**PAGE TEXT**
————————

Almond crusted scallops with sumac and verjuice

Almond crusted scallops
with sumac and verjuice

Recipe by: Woolworths

Serves: 4
Preparation time: 10 minutes
Cooking time:  10 minutes
Ground almonds : 1 cup
Sumac : 1 teaspoon
Free range eggs : 2
16 scallops : 16 (approx. 500g)
Olive oil : 4 Tablespoons
Verjuice : ½ cup
Ayrshire butter (cold) : 100g, diced
Fresh parsley : 1 Tablespoon, chopped
Put the ground almonds and sumac in a large mixing bowl, mix well and season to taste with salt.
Break the eggs into another bowl and whisk well. Toss the scallops in the whisked egg to coat. Remove them from the egg, shaking them to remove any excess egg, then add them to the ground almond mixture. Toss again to coat.
Heat the olive oil in a frying pan over a medium heat and sear the scallops for about 2 minutes on each side until golden brown and just cooked through.

————————

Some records
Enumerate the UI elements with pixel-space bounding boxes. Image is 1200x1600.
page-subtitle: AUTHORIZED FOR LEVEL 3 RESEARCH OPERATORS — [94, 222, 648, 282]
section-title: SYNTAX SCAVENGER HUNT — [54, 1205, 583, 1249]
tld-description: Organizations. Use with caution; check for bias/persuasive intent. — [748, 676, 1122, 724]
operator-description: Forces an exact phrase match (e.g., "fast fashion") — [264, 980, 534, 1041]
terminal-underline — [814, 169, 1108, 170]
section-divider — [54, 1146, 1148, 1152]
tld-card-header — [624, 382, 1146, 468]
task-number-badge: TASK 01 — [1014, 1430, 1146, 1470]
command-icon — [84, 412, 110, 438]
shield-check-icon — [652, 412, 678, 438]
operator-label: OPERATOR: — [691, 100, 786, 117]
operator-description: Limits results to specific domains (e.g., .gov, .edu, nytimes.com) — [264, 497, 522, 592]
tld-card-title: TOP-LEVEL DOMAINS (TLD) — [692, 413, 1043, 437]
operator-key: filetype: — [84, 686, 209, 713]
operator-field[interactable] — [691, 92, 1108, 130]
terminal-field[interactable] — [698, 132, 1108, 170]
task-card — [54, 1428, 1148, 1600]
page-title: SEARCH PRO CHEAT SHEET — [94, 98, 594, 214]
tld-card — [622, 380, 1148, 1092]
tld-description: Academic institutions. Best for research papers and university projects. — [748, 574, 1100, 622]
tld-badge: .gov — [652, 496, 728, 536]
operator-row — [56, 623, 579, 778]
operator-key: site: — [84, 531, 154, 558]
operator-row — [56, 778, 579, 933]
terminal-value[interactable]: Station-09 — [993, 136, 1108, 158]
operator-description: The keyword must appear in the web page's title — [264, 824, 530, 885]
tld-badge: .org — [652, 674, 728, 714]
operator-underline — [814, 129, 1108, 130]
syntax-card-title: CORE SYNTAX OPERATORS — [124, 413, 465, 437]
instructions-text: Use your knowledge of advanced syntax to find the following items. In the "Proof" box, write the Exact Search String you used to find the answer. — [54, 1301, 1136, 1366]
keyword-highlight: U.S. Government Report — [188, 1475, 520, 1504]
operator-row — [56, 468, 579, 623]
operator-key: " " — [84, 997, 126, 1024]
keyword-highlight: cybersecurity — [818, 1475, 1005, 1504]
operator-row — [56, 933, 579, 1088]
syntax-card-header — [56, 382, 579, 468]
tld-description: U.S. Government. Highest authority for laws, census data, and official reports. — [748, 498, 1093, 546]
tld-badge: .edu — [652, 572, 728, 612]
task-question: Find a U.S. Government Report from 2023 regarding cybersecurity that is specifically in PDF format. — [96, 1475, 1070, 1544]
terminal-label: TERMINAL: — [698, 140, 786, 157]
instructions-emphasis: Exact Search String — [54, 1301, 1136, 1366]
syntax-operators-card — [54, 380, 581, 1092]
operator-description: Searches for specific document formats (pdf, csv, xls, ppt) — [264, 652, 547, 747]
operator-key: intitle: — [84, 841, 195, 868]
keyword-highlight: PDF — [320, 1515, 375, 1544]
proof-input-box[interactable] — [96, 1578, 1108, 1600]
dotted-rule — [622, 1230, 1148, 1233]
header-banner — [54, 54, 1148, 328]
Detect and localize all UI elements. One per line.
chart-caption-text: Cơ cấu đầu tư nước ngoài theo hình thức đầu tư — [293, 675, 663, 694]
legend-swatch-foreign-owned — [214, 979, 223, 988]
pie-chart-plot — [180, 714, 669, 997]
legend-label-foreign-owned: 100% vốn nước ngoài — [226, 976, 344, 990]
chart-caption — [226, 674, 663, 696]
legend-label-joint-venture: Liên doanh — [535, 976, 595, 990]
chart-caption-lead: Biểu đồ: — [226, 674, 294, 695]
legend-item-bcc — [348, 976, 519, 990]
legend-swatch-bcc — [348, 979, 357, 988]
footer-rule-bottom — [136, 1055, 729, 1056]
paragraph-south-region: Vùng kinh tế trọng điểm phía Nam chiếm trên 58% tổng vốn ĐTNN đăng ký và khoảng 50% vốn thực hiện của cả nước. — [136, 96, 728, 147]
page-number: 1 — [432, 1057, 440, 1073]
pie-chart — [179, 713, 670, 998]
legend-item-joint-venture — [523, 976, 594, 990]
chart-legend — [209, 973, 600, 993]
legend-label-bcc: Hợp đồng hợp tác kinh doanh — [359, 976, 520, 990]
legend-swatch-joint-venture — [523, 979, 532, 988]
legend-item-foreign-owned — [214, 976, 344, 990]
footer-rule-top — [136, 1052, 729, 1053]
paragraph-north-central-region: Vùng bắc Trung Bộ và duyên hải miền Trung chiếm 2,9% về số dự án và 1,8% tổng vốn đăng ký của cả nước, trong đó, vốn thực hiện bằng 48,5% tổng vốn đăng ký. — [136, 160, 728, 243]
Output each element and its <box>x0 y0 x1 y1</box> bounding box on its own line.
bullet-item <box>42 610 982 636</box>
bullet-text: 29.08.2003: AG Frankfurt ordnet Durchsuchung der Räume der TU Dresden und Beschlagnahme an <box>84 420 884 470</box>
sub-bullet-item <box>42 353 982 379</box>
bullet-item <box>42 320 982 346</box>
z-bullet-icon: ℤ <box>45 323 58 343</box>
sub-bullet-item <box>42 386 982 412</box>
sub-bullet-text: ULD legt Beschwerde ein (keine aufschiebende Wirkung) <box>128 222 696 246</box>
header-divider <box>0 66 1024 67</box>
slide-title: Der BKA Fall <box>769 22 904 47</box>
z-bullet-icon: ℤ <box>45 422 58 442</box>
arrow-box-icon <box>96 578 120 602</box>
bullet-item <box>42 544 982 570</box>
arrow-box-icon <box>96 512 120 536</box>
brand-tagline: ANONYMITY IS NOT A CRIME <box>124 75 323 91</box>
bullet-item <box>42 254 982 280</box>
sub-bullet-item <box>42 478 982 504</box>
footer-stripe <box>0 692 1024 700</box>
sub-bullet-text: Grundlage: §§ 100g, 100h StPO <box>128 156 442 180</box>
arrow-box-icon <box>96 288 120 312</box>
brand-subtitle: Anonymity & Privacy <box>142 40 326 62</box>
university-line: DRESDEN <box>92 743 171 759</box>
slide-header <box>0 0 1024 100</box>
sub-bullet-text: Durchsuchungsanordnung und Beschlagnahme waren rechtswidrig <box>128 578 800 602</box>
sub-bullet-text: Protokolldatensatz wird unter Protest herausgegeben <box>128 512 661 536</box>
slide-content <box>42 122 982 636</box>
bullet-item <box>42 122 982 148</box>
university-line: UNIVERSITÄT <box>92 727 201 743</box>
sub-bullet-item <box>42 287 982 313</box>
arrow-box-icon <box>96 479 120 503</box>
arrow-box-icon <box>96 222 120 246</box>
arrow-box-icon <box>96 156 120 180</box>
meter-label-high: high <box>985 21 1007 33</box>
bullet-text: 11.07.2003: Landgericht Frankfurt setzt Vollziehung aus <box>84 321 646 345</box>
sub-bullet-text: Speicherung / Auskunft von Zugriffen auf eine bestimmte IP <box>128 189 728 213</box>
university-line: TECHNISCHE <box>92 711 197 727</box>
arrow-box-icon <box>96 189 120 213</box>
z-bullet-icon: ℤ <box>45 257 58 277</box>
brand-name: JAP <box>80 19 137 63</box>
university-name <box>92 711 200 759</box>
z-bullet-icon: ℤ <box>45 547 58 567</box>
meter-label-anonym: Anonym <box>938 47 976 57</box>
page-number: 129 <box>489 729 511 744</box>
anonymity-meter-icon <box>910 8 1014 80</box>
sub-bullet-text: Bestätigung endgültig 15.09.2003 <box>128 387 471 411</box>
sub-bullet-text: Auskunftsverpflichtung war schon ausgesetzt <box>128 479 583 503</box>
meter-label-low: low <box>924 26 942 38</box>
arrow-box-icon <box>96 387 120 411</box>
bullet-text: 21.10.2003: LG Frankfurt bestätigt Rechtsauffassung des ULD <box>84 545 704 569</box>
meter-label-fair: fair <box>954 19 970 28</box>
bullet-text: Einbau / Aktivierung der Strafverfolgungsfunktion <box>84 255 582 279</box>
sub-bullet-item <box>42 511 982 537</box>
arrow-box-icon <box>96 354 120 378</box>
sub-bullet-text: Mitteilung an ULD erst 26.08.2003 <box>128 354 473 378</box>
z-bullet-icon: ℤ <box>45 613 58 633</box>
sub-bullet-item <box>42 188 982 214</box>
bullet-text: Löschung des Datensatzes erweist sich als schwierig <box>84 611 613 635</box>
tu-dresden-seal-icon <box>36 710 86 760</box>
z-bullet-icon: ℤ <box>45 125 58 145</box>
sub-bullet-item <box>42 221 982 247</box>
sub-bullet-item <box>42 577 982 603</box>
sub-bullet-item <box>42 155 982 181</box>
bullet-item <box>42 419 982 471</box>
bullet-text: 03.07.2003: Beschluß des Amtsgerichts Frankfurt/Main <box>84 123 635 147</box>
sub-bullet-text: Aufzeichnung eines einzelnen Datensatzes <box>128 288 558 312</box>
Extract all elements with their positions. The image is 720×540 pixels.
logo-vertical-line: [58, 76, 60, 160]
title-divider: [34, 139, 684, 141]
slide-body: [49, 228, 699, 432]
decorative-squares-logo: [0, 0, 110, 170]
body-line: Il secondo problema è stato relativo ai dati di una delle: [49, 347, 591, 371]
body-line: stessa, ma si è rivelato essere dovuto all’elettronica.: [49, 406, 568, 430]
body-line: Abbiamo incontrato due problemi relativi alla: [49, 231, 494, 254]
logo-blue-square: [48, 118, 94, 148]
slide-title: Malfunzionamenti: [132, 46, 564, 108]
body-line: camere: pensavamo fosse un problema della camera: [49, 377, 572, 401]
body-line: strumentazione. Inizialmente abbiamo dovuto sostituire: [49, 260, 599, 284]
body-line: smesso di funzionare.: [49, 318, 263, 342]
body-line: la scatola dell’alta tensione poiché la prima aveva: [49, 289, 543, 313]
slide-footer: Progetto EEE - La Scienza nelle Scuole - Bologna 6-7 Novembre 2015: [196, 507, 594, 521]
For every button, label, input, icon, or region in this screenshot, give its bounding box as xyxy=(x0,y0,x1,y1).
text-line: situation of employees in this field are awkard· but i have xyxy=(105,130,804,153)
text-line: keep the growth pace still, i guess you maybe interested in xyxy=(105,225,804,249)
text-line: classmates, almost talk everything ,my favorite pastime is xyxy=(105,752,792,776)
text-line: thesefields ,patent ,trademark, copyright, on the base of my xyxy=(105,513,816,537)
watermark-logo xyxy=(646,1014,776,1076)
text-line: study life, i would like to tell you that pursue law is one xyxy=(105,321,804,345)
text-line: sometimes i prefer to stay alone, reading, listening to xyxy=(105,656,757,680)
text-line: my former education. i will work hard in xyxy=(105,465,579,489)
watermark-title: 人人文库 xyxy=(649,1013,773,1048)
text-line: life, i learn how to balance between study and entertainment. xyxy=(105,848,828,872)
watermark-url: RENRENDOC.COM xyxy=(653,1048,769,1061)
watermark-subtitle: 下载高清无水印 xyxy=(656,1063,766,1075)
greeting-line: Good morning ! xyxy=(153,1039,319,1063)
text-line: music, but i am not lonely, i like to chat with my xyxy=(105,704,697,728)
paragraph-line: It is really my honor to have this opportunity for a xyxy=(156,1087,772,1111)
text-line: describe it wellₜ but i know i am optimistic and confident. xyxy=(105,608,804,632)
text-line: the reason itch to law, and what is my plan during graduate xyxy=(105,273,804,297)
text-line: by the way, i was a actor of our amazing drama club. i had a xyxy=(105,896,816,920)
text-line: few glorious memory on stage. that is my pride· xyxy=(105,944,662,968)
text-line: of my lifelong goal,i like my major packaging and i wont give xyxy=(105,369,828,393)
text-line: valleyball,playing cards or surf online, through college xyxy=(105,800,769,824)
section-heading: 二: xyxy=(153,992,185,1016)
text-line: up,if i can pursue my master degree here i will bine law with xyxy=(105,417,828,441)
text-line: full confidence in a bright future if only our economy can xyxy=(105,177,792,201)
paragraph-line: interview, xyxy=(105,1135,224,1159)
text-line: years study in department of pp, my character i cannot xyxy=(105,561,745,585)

————————

**GOAL 1**
Answer these from the scallop recipe:
(a) How long does preparation take?
(b) What goes into the large mixing bowl with the ground almonds?
(c) For about how long should each side of the scallops be seared?
**GOAL 2**
In the scallop recipe, why are the scallops shaken after they come out of the egg?
**GOAL 3**
Carry on the scallop recipe from its last sentence.
The material above comes from a separate source.

**RIGHT ANSWER 1**
(a) 10 minutes.
(b) Sumac, then salt to taste.
(c) About 2 minutes.

**RIGHT ANSWER 2**
They are shaken to remove any excess egg before they go into the ground almond mixture.

**RIGHT ANSWER 3**
Remove the scallops from the pan and transfer them to a warmed plate and cover.
Add the verjuice to the pan, scraping up the brown bits and simmering the mixture for 2–3 minutes to reduce it.
Reduce the heat to medium and add the butter one piece at a time, whisking to create a creamy consistency.
Increase the heat to high and let the butter foam as you continue to whisk. Once it starts to turn brown, quickly remove the pan from the heat before it begins to burn.
Add the scallops and parsley and toss well to coat.
Serve with a herb salad.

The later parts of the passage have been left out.